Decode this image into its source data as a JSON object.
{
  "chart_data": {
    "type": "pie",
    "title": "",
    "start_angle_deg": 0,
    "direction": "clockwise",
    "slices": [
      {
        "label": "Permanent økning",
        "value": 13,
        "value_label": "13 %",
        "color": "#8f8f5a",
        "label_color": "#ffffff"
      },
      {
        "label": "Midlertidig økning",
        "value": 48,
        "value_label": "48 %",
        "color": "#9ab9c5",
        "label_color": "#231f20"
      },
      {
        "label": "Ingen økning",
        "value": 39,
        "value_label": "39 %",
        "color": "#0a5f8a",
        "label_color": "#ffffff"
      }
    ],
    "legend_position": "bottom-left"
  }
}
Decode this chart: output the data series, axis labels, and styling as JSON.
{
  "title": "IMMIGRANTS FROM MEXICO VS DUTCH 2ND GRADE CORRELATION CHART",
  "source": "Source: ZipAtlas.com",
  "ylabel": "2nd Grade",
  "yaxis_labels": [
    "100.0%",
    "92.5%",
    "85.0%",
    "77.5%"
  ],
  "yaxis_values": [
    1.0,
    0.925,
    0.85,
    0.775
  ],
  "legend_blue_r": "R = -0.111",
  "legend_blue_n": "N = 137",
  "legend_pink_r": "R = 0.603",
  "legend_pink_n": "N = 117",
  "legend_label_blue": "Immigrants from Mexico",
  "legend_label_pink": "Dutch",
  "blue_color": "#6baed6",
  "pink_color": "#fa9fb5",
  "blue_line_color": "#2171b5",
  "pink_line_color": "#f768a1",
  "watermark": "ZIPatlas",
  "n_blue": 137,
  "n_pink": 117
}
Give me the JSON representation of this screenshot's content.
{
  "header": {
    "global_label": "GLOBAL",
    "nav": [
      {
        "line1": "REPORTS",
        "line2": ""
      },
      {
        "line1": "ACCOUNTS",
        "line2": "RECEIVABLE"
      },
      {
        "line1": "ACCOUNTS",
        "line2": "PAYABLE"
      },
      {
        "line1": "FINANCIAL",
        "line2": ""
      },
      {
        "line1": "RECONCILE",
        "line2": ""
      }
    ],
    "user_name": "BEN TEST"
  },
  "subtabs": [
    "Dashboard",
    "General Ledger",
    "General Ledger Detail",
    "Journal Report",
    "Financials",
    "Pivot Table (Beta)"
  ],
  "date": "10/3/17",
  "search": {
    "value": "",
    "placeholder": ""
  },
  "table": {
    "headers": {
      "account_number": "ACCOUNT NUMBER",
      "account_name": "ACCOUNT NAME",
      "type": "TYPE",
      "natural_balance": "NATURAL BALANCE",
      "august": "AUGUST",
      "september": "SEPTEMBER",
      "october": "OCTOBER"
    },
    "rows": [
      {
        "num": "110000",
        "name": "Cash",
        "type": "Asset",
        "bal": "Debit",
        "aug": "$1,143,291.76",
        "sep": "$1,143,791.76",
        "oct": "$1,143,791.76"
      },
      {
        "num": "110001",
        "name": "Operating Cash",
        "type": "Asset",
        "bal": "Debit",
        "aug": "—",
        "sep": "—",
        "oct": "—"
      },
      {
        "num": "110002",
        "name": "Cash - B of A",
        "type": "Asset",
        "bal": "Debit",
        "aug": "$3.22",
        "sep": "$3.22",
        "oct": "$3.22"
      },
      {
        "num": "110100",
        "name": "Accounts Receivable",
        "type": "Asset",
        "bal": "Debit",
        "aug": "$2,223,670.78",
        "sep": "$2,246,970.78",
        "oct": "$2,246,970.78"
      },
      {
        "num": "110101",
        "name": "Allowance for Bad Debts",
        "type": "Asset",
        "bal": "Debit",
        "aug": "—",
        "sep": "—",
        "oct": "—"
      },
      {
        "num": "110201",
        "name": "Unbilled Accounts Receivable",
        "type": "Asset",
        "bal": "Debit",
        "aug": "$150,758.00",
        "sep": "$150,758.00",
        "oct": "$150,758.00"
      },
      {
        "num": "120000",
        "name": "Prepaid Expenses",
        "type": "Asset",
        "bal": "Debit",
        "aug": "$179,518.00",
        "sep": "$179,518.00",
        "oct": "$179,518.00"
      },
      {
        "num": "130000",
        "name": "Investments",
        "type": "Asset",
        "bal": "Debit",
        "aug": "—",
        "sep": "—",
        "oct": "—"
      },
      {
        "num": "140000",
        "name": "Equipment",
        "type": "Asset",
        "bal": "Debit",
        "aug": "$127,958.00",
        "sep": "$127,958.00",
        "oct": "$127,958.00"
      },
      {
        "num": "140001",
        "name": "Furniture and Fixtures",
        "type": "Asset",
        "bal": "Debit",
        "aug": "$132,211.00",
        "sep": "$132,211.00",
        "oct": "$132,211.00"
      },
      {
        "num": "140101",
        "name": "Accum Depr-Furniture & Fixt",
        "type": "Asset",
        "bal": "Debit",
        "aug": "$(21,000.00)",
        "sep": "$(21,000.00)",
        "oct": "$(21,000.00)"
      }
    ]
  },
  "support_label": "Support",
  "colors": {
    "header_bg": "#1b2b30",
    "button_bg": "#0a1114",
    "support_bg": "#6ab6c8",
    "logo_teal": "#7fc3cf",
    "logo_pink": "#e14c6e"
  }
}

■ ■ ■ ■

Indicate how many lines of the material contain the string "source", giving the number and nothing more.

2